-- Start of ENTRIES --

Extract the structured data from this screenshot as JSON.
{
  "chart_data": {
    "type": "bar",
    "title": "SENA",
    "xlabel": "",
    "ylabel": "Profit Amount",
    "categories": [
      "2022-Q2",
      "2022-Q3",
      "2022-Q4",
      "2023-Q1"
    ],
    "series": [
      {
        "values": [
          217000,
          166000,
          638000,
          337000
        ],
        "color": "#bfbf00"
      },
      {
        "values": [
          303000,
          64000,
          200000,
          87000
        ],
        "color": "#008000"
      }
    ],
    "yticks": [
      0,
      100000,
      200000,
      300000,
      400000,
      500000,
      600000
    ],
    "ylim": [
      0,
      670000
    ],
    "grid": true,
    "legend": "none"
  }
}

-- End of ENTRIES --
-- Start of ENTRIES --

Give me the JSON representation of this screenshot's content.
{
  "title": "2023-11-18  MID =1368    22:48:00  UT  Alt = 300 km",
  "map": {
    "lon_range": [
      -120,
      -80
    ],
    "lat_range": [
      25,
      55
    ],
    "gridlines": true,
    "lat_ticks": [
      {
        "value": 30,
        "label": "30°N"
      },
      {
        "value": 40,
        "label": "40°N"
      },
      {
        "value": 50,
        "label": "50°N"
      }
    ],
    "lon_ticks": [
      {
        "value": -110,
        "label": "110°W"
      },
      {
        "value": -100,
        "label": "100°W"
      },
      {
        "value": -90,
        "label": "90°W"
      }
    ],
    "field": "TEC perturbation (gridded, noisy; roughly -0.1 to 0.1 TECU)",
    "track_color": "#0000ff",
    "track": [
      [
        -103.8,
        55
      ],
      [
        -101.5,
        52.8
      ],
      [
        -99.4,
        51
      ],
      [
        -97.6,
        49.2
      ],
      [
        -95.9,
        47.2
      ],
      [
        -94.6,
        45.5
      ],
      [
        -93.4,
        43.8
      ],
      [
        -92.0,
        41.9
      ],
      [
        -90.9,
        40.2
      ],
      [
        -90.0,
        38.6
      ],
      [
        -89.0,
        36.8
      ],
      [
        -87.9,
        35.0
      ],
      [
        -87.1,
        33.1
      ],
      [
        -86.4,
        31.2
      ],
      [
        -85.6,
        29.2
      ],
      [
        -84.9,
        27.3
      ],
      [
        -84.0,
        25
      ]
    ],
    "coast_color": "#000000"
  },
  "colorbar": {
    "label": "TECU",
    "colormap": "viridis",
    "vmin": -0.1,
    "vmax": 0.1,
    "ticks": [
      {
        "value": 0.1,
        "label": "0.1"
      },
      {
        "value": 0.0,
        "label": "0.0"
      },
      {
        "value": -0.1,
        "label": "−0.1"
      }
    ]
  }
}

-- End of ENTRIES --

§ PROBLEM TO SOLVE
Copy out every line holding the string "title".

§ RESULT
    "title": "SENA",
  "title": "2023-11-18  MID =1368    22:48:00  UT  Alt = 300 km",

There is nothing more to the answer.